Repeat the listing in full, exactly as it stands.

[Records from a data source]
[BEGIN]
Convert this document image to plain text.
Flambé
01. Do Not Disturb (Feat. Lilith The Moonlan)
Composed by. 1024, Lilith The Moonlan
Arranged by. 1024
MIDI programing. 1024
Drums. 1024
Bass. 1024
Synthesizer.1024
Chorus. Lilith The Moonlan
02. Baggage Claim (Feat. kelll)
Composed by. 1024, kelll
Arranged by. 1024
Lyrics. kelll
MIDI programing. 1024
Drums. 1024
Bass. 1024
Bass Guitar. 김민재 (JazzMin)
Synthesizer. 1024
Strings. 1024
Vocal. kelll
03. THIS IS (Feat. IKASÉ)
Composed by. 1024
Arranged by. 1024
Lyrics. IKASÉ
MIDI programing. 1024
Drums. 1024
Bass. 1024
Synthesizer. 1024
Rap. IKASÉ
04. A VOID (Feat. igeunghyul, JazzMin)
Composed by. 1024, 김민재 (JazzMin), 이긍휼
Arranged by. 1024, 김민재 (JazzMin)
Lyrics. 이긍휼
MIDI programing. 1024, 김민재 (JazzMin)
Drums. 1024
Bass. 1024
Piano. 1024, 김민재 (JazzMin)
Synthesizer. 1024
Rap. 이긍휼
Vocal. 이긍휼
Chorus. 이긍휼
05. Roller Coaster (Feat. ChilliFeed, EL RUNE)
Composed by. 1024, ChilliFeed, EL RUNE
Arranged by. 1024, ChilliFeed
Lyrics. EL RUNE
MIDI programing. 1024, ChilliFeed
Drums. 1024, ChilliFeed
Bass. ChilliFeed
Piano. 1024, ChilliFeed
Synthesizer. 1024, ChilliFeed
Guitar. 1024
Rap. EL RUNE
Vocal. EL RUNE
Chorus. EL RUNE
[END]
:: Right answer ::
Convert this document image to plain text.
Flambé
01. Do Not Disturb (Feat. Lilith The Moonlan)
Composed by. 1024, Lilith The Moonlan
Arranged by. 1024
MIDI programing. 1024
Drums. 1024
Bass. 1024
Synthesizer.1024
Chorus. Lilith The Moonlan
02. Baggage Claim (Feat. kelll)
Composed by. 1024, kelll
Arranged by. 1024
Lyrics. kelll
MIDI programing. 1024
Drums. 1024
Bass. 1024
Bass Guitar. 김민재 (JazzMin)
Synthesizer. 1024
Strings. 1024
Vocal. kelll
03. THIS IS (Feat. IKASÉ)
Composed by. 1024
Arranged by. 1024
Lyrics. IKASÉ
MIDI programing. 1024
Drums. 1024
Bass. 1024
Synthesizer. 1024
Rap. IKASÉ
04. A VOID (Feat. igeunghyul, JazzMin)
Composed by. 1024, 김민재 (JazzMin), 이긍휼
Arranged by. 1024, 김민재 (JazzMin)
Lyrics. 이긍휼
MIDI programing. 1024, 김민재 (JazzMin)
Drums. 1024
Bass. 1024
Piano. 1024, 김민재 (JazzMin)
Synthesizer. 1024
Rap. 이긍휼
Vocal. 이긍휼
Chorus. 이긍휼
05. Roller Coaster (Feat. ChilliFeed, EL RUNE)
Composed by. 1024, ChilliFeed, EL RUNE
Arranged by. 1024, ChilliFeed
Lyrics. EL RUNE
MIDI programing. 1024, ChilliFeed
Drums. 1024, ChilliFeed
Bass. ChilliFeed
Piano. 1024, ChilliFeed
Synthesizer. 1024, ChilliFeed
Guitar. 1024
Rap. EL RUNE
Vocal. EL RUNE
Chorus. EL RUNE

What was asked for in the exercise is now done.